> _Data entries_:
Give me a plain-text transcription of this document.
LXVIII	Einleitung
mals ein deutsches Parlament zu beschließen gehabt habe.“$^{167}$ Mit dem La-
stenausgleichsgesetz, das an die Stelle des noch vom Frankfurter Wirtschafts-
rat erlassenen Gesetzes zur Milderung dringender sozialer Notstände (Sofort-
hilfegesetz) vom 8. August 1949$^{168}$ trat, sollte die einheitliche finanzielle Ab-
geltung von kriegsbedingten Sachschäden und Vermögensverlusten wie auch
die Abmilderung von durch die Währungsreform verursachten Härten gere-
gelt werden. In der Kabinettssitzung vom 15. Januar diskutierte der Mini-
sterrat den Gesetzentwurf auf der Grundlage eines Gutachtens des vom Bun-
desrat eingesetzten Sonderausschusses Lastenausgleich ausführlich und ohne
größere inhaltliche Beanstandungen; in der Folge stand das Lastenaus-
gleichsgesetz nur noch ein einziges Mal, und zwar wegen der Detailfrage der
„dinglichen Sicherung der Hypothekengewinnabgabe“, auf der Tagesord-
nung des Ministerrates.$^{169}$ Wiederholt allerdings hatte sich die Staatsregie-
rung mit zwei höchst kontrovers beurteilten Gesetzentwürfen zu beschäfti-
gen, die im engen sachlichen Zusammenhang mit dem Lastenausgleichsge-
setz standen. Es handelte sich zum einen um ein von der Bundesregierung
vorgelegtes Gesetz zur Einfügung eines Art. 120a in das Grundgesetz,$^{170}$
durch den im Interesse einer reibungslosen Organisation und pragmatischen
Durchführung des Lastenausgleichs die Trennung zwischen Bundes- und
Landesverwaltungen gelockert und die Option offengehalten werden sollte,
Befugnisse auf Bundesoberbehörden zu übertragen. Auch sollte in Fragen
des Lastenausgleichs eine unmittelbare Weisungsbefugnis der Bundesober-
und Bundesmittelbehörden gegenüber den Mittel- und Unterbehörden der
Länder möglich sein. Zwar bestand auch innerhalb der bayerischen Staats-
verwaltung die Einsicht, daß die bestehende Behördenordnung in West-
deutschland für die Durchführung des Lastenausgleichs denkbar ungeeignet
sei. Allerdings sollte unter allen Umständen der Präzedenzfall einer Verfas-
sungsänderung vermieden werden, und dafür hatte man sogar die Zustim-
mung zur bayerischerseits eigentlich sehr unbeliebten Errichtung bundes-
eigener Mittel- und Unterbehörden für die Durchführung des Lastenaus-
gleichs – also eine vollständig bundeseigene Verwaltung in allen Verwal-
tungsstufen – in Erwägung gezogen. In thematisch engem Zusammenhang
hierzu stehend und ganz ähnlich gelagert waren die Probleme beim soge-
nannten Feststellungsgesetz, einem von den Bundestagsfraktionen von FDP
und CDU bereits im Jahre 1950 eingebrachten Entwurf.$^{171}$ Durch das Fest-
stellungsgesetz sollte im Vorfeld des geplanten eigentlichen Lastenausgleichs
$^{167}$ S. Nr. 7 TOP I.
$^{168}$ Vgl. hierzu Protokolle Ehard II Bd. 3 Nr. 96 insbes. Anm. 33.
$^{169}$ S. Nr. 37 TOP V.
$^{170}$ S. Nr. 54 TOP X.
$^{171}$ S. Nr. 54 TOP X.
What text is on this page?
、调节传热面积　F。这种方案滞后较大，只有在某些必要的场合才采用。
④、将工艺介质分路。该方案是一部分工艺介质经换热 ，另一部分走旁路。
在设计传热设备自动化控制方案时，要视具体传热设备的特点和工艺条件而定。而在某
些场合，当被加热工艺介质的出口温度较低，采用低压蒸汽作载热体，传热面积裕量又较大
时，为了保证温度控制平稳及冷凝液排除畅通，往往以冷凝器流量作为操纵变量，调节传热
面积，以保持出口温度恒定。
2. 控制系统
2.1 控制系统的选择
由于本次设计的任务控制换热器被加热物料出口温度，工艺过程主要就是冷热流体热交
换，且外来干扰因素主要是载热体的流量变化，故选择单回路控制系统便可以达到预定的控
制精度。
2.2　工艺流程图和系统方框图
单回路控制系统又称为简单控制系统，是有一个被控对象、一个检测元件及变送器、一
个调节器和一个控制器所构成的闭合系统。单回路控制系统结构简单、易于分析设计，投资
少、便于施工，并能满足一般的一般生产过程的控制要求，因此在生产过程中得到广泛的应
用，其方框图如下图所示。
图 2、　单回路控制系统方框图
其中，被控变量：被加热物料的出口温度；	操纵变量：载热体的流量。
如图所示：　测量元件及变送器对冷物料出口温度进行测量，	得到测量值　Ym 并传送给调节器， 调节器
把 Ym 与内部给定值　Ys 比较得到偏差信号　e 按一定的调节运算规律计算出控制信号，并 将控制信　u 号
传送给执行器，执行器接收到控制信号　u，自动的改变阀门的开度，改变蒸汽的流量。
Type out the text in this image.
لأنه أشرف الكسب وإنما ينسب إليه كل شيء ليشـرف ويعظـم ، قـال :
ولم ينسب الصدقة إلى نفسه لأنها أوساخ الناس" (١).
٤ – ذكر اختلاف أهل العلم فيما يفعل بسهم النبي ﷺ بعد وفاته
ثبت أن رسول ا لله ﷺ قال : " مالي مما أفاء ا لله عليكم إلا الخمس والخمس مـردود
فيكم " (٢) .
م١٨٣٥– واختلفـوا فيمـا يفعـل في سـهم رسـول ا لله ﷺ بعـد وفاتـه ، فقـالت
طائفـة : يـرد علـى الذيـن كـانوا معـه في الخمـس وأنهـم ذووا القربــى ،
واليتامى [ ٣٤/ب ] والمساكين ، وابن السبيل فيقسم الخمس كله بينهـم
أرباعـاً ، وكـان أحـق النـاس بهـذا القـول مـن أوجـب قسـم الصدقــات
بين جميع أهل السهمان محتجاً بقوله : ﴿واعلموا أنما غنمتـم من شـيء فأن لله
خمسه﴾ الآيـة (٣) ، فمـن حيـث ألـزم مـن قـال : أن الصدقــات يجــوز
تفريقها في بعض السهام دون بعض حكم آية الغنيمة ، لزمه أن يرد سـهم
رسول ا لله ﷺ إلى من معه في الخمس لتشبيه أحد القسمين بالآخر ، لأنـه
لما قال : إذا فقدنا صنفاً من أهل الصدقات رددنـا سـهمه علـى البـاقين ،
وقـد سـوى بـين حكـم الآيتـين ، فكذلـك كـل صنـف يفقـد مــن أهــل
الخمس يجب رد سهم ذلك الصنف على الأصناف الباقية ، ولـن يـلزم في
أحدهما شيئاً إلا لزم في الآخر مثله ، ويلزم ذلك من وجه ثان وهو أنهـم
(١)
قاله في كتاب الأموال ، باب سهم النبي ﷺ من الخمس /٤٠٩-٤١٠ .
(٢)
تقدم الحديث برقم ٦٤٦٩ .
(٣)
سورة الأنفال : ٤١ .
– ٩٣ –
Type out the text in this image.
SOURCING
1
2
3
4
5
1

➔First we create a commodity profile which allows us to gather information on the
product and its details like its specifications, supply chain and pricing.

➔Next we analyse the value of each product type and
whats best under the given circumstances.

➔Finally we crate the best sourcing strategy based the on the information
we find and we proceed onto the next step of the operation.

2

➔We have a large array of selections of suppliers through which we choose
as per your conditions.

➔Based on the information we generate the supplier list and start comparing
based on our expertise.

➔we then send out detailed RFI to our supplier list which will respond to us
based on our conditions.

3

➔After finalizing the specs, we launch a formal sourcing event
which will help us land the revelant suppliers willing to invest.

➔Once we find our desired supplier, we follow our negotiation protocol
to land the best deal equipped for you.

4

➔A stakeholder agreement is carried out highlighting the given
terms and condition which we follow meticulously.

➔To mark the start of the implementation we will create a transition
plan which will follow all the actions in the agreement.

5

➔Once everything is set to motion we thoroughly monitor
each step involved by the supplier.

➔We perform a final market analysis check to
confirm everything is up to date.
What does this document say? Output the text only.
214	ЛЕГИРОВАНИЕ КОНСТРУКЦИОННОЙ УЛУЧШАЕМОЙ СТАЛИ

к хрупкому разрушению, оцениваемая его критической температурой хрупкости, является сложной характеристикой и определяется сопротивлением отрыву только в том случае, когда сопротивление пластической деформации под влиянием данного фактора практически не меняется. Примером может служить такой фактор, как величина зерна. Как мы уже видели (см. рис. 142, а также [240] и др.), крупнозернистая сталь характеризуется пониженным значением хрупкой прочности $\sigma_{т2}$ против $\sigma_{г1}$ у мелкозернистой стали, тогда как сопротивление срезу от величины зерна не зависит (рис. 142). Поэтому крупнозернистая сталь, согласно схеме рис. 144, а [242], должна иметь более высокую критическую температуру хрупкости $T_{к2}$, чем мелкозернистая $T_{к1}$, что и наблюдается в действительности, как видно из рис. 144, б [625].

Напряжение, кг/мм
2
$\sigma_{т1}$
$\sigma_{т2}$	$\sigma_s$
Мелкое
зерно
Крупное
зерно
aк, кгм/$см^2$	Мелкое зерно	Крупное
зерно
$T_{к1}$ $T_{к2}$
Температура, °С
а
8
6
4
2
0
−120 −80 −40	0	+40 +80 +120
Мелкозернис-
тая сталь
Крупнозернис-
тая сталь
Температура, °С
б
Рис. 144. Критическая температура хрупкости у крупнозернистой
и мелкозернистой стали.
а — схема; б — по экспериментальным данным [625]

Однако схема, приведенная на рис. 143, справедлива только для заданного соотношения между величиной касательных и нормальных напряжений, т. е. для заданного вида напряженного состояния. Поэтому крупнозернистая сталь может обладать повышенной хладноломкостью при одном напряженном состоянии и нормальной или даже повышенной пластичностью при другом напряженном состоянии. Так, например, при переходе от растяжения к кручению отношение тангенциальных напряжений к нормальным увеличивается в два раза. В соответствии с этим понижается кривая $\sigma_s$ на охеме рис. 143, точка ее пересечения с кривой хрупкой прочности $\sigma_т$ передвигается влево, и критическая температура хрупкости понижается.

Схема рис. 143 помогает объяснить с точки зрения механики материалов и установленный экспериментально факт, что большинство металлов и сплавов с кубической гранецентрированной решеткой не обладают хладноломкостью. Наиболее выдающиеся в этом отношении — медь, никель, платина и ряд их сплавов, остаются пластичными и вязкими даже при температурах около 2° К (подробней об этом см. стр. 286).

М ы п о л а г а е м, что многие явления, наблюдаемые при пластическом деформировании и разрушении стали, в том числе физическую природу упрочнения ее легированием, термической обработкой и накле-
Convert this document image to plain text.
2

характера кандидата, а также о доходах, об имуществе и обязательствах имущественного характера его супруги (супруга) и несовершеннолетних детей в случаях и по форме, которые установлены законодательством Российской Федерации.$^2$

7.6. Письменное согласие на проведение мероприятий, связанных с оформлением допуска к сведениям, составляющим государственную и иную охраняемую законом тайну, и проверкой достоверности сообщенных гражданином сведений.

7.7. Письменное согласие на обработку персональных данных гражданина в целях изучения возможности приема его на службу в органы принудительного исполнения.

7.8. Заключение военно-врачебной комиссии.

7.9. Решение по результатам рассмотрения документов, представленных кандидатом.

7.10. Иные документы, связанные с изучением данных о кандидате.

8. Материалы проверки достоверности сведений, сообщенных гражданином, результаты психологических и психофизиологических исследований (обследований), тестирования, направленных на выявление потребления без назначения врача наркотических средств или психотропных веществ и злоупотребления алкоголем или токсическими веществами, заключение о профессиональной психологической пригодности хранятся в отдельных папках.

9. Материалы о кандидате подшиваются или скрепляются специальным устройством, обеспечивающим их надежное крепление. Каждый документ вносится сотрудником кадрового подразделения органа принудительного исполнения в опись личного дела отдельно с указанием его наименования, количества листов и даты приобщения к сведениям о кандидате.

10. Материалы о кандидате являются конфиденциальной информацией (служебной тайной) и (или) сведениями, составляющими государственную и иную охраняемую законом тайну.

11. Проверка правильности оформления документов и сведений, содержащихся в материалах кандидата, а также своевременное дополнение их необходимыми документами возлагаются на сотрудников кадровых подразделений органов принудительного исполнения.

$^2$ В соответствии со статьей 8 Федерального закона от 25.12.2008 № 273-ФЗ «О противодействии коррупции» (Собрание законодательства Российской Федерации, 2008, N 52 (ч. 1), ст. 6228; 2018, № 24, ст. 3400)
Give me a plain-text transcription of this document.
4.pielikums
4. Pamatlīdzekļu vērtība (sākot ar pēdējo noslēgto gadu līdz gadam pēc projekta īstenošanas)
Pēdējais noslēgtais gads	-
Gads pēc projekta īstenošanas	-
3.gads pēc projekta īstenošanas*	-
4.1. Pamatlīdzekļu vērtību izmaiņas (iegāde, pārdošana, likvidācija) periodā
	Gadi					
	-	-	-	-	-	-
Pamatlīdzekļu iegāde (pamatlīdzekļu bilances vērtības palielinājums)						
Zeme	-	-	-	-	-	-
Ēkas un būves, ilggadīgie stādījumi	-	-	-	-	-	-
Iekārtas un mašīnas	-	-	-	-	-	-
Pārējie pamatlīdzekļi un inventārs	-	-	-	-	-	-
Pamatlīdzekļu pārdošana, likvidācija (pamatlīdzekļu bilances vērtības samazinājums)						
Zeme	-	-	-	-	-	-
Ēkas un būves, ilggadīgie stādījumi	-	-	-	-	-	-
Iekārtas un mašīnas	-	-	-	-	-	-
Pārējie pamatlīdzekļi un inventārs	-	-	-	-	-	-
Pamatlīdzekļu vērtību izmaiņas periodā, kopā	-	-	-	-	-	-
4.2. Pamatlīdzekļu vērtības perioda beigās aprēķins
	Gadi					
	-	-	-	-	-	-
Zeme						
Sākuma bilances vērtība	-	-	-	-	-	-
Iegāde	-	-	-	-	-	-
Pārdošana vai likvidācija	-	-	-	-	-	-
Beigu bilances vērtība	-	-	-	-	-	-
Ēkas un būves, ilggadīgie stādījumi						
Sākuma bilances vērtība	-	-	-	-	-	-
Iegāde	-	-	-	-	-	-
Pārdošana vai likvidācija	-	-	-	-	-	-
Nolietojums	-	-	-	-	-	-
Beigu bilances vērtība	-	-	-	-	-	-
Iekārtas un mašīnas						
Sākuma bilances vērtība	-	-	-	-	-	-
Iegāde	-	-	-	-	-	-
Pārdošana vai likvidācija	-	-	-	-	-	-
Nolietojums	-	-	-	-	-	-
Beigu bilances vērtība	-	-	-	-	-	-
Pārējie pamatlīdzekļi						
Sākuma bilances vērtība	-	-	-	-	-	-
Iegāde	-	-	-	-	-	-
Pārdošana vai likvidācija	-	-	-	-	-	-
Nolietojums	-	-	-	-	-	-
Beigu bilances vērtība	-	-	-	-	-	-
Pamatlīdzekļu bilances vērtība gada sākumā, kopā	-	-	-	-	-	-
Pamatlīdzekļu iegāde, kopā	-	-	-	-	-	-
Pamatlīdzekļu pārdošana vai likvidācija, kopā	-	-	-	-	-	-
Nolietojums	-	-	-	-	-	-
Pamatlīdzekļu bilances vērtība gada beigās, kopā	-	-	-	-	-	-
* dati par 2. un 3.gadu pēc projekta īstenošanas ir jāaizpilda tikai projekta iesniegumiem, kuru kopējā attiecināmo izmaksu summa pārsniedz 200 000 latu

> _PROBLEM TO SOLVE_:
List the lines of the entries that include "кандидате".

> _RESPONSE TO THIS TASK_:
7.10. Иные документы, связанные с изучением данных о кандидате.
9. Материалы о кандидате подшиваются или скрепляются специальным устройством, обеспечивающим их надежное крепление. Каждый документ вносится сотрудником кадрового подразделения органа принудительного исполнения в опись личного дела отдельно с указанием его наименования, количества листов и даты приобщения к сведениям о кандидате.
10. Материалы о кандидате являются конфиденциальной информацией (служебной тайной) и (или) сведениями, составляющими государственную и иную охраняемую законом тайну.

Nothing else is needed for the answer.